* Begin *

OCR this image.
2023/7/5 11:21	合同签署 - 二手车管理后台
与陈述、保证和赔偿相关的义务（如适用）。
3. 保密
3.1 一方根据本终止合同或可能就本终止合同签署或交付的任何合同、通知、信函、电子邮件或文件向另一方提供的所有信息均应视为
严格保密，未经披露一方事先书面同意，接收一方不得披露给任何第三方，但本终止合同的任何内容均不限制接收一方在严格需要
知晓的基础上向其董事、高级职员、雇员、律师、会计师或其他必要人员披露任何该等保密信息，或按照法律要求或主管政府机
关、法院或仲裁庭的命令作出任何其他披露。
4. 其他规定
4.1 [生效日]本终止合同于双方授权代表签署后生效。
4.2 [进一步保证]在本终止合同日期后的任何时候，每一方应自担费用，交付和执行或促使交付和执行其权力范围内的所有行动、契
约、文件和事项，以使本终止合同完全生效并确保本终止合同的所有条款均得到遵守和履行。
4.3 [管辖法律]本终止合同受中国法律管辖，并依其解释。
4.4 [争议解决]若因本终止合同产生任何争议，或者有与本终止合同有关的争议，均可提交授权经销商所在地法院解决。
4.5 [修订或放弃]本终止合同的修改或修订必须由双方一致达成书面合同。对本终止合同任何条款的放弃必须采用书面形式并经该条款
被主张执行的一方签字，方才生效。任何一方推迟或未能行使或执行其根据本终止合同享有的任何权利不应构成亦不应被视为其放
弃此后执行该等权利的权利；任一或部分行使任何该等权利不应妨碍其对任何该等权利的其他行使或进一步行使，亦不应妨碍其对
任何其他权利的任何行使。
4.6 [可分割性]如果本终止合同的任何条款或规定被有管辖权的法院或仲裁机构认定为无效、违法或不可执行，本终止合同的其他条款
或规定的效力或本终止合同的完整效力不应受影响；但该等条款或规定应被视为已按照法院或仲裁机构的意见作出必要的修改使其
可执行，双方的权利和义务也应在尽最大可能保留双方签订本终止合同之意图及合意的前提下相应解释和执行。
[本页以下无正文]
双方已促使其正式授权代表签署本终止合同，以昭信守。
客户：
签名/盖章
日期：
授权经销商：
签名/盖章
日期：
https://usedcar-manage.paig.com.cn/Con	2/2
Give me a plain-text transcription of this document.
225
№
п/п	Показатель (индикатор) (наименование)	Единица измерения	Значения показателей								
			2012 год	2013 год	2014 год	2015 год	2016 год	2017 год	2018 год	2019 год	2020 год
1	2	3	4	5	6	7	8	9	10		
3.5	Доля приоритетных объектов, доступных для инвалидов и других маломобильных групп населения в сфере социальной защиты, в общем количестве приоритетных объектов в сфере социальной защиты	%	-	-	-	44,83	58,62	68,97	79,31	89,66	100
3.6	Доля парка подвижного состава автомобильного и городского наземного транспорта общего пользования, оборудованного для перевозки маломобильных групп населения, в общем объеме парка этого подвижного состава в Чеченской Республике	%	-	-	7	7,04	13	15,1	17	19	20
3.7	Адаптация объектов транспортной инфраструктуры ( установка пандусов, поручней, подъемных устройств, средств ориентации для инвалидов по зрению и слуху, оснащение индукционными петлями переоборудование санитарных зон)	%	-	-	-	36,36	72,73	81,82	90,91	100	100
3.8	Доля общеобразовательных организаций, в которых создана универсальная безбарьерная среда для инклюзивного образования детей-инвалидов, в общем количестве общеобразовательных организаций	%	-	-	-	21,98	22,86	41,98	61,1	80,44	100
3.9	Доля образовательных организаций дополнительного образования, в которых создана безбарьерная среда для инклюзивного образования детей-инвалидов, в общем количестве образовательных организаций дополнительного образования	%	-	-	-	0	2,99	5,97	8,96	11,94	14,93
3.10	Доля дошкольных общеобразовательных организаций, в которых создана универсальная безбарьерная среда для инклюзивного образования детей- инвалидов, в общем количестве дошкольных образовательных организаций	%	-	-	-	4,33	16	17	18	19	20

* End *

Say how many lines of the material contain the word "this", with no other text.

● **THE COMPLETED TASK**: 2